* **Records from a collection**
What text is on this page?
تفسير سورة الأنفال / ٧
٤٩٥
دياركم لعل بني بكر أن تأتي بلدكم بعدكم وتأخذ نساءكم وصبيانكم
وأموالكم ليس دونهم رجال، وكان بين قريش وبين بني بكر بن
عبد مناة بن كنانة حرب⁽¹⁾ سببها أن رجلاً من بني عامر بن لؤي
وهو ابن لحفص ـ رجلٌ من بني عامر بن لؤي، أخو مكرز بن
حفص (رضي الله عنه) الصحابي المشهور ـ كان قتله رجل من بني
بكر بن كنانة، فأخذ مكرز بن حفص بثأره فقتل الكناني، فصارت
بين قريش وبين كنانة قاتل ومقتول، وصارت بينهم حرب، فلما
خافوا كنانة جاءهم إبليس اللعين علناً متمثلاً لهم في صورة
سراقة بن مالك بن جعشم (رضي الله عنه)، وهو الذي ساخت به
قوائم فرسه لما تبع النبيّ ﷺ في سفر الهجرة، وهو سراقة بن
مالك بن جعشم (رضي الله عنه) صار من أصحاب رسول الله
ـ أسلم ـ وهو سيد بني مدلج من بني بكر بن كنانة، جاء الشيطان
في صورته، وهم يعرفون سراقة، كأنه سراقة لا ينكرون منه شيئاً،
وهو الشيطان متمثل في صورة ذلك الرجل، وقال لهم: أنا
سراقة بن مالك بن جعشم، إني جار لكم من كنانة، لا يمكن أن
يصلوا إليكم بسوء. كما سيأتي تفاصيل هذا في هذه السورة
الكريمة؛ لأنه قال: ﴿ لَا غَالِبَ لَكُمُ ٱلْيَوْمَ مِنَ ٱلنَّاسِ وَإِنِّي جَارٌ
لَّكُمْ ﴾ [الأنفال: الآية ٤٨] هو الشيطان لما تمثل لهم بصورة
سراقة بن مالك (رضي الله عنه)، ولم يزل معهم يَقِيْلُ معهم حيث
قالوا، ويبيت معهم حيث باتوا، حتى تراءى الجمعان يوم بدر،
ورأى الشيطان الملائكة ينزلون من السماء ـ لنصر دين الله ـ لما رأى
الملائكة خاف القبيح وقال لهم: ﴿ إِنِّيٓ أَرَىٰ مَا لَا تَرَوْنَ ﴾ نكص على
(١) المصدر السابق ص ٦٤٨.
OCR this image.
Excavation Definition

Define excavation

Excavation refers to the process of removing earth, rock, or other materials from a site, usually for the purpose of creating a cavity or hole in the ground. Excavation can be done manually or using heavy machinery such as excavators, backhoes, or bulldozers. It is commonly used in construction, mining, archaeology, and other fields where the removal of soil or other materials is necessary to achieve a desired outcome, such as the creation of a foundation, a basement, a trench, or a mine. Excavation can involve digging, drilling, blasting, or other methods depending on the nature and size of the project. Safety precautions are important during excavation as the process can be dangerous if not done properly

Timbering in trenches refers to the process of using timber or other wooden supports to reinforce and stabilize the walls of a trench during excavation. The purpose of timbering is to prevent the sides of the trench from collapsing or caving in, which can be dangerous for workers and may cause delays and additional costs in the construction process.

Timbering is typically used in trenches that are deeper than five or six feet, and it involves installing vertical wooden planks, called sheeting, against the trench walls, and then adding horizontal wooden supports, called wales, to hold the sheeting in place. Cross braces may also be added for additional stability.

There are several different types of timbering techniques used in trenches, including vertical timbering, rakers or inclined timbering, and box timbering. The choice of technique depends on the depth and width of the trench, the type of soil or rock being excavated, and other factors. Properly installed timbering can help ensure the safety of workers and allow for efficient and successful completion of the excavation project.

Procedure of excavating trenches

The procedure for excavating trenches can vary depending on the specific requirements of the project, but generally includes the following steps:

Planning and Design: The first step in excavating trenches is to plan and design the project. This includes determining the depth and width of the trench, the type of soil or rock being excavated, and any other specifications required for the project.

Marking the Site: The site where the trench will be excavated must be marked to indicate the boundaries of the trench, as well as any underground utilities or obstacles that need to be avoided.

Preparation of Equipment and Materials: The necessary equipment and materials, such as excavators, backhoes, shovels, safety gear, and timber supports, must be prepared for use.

* **Stated exercise**
From the data above, copy out every line with the string "وقال" in it.

* **Answer to the task**
وهو الشيطان متمثل في صورة ذلك الرجل، وقال لهم: أنا
الملائكة خاف القبيح وقال لهم: ﴿ إِنِّيٓ أَرَىٰ مَا لَا تَرَوْنَ ﴾ نكص على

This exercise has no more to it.